* [DESCRIPTION OF THE TASK]: All of the material should be reproduced exactly, with pictures left out.

* [INPUT RECORDS]:
****************

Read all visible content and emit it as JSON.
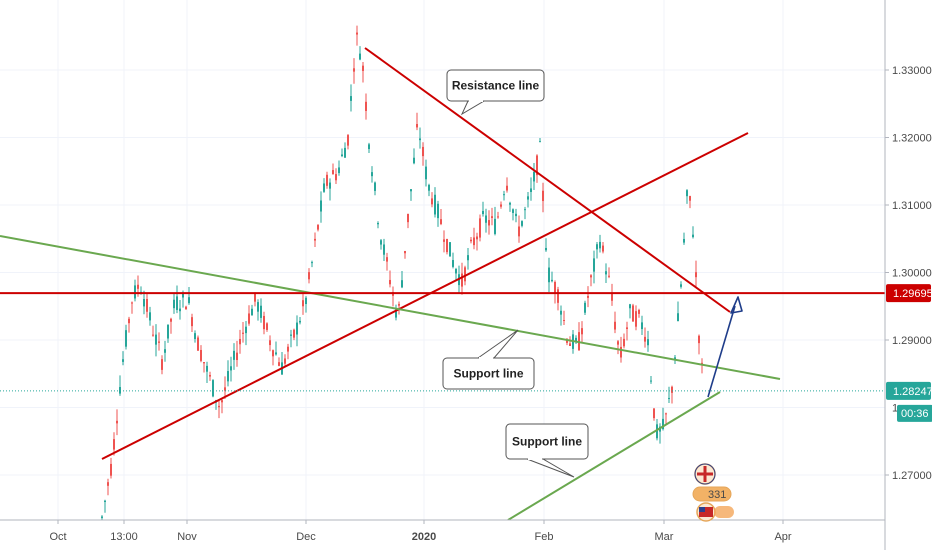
{
  "chart_data": {
    "type": "candlestick",
    "price_axis": {
      "ticks": [
        {
          "value": 1.33,
          "label": "1.33000"
        },
        {
          "value": 1.32,
          "label": "1.32000"
        },
        {
          "value": 1.31,
          "label": "1.31000"
        },
        {
          "value": 1.3,
          "label": "1.30000"
        },
        {
          "value": 1.29,
          "label": "1.29000"
        },
        {
          "value": 1.27,
          "label": "1.27000"
        }
      ],
      "partial_label": {
        "value": 1.28,
        "label": "1"
      },
      "range": [
        1.261,
        1.338
      ]
    },
    "time_axis": {
      "ticks": [
        {
          "label": "Oct",
          "bold": false
        },
        {
          "label": "13:00",
          "bold": false
        },
        {
          "label": "Nov",
          "bold": false
        },
        {
          "label": "Dec",
          "bold": false
        },
        {
          "label": "2020",
          "bold": true
        },
        {
          "label": "Feb",
          "bold": false
        },
        {
          "label": "Mar",
          "bold": false
        },
        {
          "label": "Apr",
          "bold": false
        }
      ]
    },
    "level_badges": [
      {
        "value": 1.29695,
        "label": "1.29695",
        "color": "#cc0000"
      },
      {
        "value": 1.28247,
        "label": "1.28247",
        "color": "#26a69a"
      }
    ],
    "countdown_badge": {
      "label": "00:36",
      "color": "#26a69a"
    },
    "horizontal_levels": [
      {
        "value": 1.29695,
        "color": "#cc0000",
        "style": "solid"
      },
      {
        "value": 1.28247,
        "color": "#26a69a",
        "style": "dotted"
      }
    ],
    "candles": {
      "up_color": "#26a69a",
      "down_color": "#ef5350"
    },
    "callouts": [
      {
        "text": "Resistance line"
      },
      {
        "text": "Support line"
      },
      {
        "text": "Support line"
      }
    ],
    "colors": {
      "resistance": "#cc0000",
      "support": "#6aa84f",
      "arrow": "#1f3d8a",
      "grid": "#f0f3fa"
    },
    "footer_text": "331"
  }
}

****************

* [CORRECT ANSWER]:
Read all visible content and emit it as JSON.
{
  "chart_data": {
    "type": "candlestick",
    "price_axis": {
      "ticks": [
        {
          "value": 1.33,
          "label": "1.33000"
        },
        {
          "value": 1.32,
          "label": "1.32000"
        },
        {
          "value": 1.31,
          "label": "1.31000"
        },
        {
          "value": 1.3,
          "label": "1.30000"
        },
        {
          "value": 1.29,
          "label": "1.29000"
        },
        {
          "value": 1.27,
          "label": "1.27000"
        }
      ],
      "partial_label": {
        "value": 1.28,
        "label": "1"
      },
      "range": [
        1.261,
        1.338
      ]
    },
    "time_axis": {
      "ticks": [
        {
          "label": "Oct",
          "bold": false
        },
        {
          "label": "13:00",
          "bold": false
        },
        {
          "label": "Nov",
          "bold": false
        },
        {
          "label": "Dec",
          "bold": false
        },
        {
          "label": "2020",
          "bold": true
        },
        {
          "label": "Feb",
          "bold": false
        },
        {
          "label": "Mar",
          "bold": false
        },
        {
          "label": "Apr",
          "bold": false
        }
      ]
    },
    "level_badges": [
      {
        "value": 1.29695,
        "label": "1.29695",
        "color": "#cc0000"
      },
      {
        "value": 1.28247,
        "label": "1.28247",
        "color": "#26a69a"
      }
    ],
    "countdown_badge": {
      "label": "00:36",
      "color": "#26a69a"
    },
    "horizontal_levels": [
      {
        "value": 1.29695,
        "color": "#cc0000",
        "style": "solid"
      },
      {
        "value": 1.28247,
        "color": "#26a69a",
        "style": "dotted"
      }
    ],
    "candles": {
      "up_color": "#26a69a",
      "down_color": "#ef5350"
    },
    "callouts": [
      {
        "text": "Resistance line"
      },
      {
        "text": "Support line"
      },
      {
        "text": "Support line"
      }
    ],
    "colors": {
      "resistance": "#cc0000",
      "support": "#6aa84f",
      "arrow": "#1f3d8a",
      "grid": "#f0f3fa"
    },
    "footer_text": "331"
  }
}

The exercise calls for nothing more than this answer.